**Structured figure records**:
────────────────────
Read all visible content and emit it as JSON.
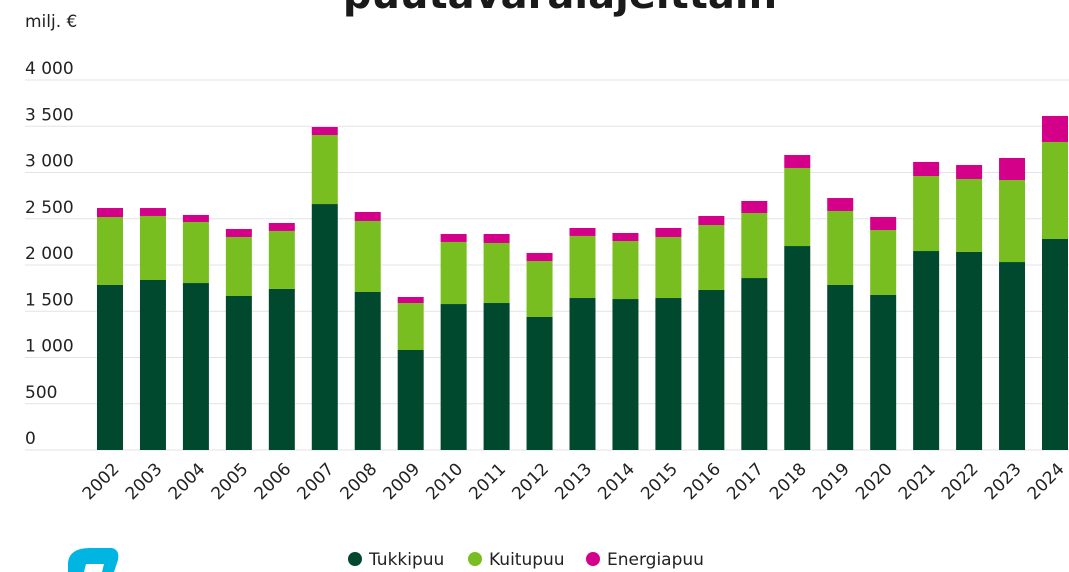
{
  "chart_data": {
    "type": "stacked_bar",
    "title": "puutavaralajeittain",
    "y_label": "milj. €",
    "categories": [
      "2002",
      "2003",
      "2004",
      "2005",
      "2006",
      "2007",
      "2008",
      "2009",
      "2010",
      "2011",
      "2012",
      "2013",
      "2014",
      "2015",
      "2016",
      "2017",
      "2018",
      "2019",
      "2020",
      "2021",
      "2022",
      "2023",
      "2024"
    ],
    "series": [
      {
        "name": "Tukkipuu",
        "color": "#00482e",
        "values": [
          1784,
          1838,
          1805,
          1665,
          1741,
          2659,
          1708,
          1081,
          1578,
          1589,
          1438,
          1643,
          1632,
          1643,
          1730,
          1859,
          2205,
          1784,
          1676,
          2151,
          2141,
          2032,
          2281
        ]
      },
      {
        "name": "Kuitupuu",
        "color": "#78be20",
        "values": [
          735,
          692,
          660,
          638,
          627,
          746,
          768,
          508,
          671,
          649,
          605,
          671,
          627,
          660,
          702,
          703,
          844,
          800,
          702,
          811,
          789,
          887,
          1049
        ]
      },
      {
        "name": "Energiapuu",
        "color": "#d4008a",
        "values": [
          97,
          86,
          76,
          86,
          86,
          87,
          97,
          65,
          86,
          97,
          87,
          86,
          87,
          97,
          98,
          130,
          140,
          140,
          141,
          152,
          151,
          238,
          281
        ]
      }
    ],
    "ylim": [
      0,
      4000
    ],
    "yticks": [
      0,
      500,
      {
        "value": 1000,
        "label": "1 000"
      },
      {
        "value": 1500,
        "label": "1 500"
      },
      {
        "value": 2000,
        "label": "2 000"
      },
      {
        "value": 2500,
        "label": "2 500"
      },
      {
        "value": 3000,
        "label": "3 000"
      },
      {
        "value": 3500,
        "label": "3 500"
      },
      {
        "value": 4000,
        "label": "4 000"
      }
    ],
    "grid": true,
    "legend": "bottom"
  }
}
────────────────────
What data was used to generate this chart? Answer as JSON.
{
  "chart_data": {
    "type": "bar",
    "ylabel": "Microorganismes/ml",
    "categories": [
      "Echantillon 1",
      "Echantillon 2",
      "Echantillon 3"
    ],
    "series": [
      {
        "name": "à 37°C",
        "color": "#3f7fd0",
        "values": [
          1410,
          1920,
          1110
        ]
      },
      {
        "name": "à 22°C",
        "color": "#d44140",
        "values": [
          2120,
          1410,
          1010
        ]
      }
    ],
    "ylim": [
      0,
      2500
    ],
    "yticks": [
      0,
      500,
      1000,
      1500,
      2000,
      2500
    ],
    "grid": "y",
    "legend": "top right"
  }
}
────────────────────
**Set problem**: Which lines in the data above contain "JSON"? Show each one.

**Reply**:
Read all visible content and emit it as JSON.
What data was used to generate this chart? Answer as JSON.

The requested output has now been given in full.